[Records from a collection]

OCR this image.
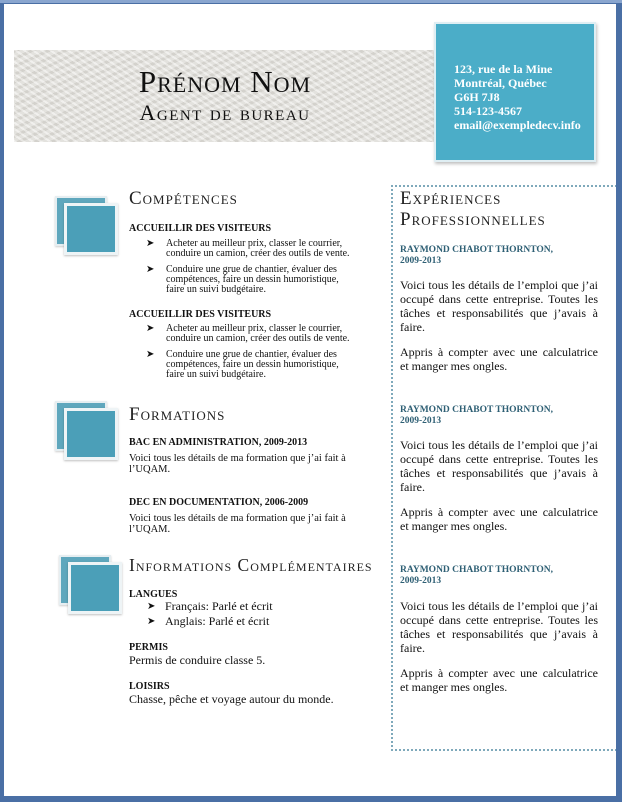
Prénom Nom
Agent de bureau
123, rue de la Mine
Montréal, Québec
G6H 7J8
514-123-4567
email@exempledecv.info
Compétences
ACCUEILLIR DES VISITEURS
➤ Acheter au meilleur prix, classer le courrier,
conduire un camion, créer des outils de vente.
➤ Conduire une grue de chantier, évaluer des
compétences, faire un dessin humoristique,
faire un suivi budgétaire.
ACCUEILLIR DES VISITEURS
➤ Acheter au meilleur prix, classer le courrier,
conduire un camion, créer des outils de vente.
➤ Conduire une grue de chantier, évaluer des
compétences, faire un dessin humoristique,
faire un suivi budgétaire.
Formations
BAC EN ADMINISTRATION, 2009-2013
Voici tous les détails de ma formation que j’ai fait à
l’UQAM.
DEC EN DOCUMENTATION, 2006-2009
Voici tous les détails de ma formation que j’ai fait à
l’UQAM.
Informations Complémentaires
LANGUES
➤ Français: Parlé et écrit
➤ Anglais: Parlé et écrit
PERMIS
Permis de conduire classe 5.
LOISIRS
Chasse, pêche et voyage autour du monde.
Expériences
Professionnelles
RAYMOND CHABOT THORNTON,
2009-2013
Voici tous les détails de l’emploi que j’ai occupé dans cette entreprise. Toutes les tâches et responsabilités que j’avais à faire.
Appris à compter avec une calculatrice et manger mes ongles.
RAYMOND CHABOT THORNTON,
2009-2013
Voici tous les détails de l’emploi que j’ai occupé dans cette entreprise. Toutes les tâches et responsabilités que j’avais à faire.
Appris à compter avec une calculatrice et manger mes ongles.
RAYMOND CHABOT THORNTON,
2009-2013
Voici tous les détails de l’emploi que j’ai occupé dans cette entreprise. Toutes les tâches et responsabilités que j’avais à faire.
Appris à compter avec une calculatrice et manger mes ongles.
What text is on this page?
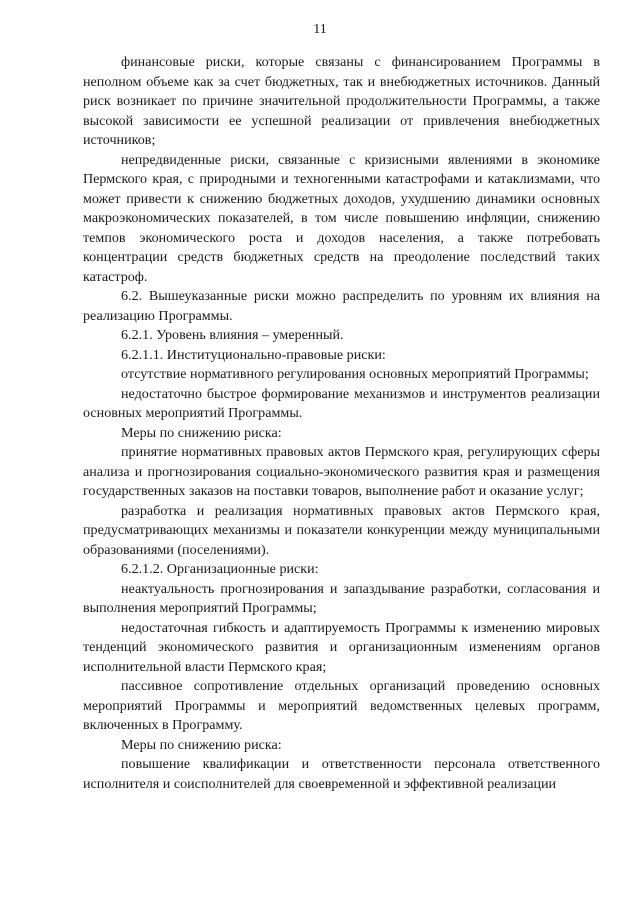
11

финансовые риски, которые связаны с финансированием Программы в неполном объеме как за счет бюджетных, так и внебюджетных источников. Данный риск возникает по причине значительной продолжительности Программы, а также высокой зависимости ее успешной реализации от привлечения внебюджетных источников;

непредвиденные риски, связанные с кризисными явлениями в экономике Пермского края, с природными и техногенными катастрофами и катаклизмами, что может привести к снижению бюджетных доходов, ухудшению динамики основных макроэкономических показателей, в том числе повышению инфляции, снижению темпов экономического роста и доходов населения, а также потребовать концентрации средств бюджетных средств на преодоление последствий таких катастроф.

6.2. Вышеуказанные риски можно распределить по уровням их влияния на реализацию Программы.

6.2.1. Уровень влияния – умеренный.

6.2.1.1. Институционально-правовые риски:

отсутствие нормативного регулирования основных мероприятий Программы;

недостаточно быстрое формирование механизмов и инструментов реализации основных мероприятий Программы.

Меры по снижению риска:

принятие нормативных правовых актов Пермского края, регулирующих сферы анализа и прогнозирования социально-экономического развития края и размещения государственных заказов на поставки товаров, выполнение работ и оказание услуг;

разработка и реализация нормативных правовых актов Пермского края, предусматривающих механизмы и показатели конкуренции между муниципальными образованиями (поселениями).

6.2.1.2. Организационные риски:

неактуальность прогнозирования и запаздывание разработки, согласования и выполнения мероприятий Программы;

недостаточная гибкость и адаптируемость Программы к изменению мировых тенденций экономического развития и организационным изменениям органов исполнительной власти Пермского края;

пассивное сопротивление отдельных организаций проведению основных мероприятий Программы и мероприятий ведомственных целевых программ, включенных в Программу.

Меры по снижению риска:

повышение квалификации и ответственности персонала ответственного исполнителя и соисполнителей для своевременной и эффективной реализации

> [PROBLEM DESCRIPTION]: Where a line of the records above holds the word "Parlé", copy that line.

> [RESPONSE TO THIS EXERCISE]:
➤ Français: Parlé et écrit
➤ Anglais: Parlé et écrit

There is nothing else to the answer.